**Aim**: Check each line of the material. Copy those containing "Condiciones".

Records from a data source
—————

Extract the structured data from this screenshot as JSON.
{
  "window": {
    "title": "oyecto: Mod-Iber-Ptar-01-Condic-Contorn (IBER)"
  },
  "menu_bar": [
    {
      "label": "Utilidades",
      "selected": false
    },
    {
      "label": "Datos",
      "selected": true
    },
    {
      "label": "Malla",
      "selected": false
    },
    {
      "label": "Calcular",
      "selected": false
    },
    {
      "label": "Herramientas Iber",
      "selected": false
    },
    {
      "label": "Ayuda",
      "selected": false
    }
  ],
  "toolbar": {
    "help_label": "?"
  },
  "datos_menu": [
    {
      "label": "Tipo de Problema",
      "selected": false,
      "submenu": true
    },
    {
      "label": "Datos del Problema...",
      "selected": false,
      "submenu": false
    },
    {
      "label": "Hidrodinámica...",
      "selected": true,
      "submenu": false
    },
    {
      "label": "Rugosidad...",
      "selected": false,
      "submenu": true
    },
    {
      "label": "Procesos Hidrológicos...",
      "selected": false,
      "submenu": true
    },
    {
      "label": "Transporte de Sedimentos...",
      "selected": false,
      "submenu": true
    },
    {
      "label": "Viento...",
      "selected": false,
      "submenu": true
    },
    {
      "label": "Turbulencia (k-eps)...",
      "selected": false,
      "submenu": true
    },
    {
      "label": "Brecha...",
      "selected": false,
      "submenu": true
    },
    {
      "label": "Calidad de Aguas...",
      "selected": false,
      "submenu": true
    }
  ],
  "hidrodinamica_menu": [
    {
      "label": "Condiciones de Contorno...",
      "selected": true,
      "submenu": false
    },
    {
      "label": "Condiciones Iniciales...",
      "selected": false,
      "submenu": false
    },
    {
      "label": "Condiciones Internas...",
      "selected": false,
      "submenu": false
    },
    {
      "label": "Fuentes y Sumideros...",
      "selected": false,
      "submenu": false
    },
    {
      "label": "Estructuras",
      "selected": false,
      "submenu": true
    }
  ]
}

—————

**The solution**:
      "label": "Condiciones de Contorno...",
      "label": "Condiciones Iniciales...",
      "label": "Condiciones Internas...",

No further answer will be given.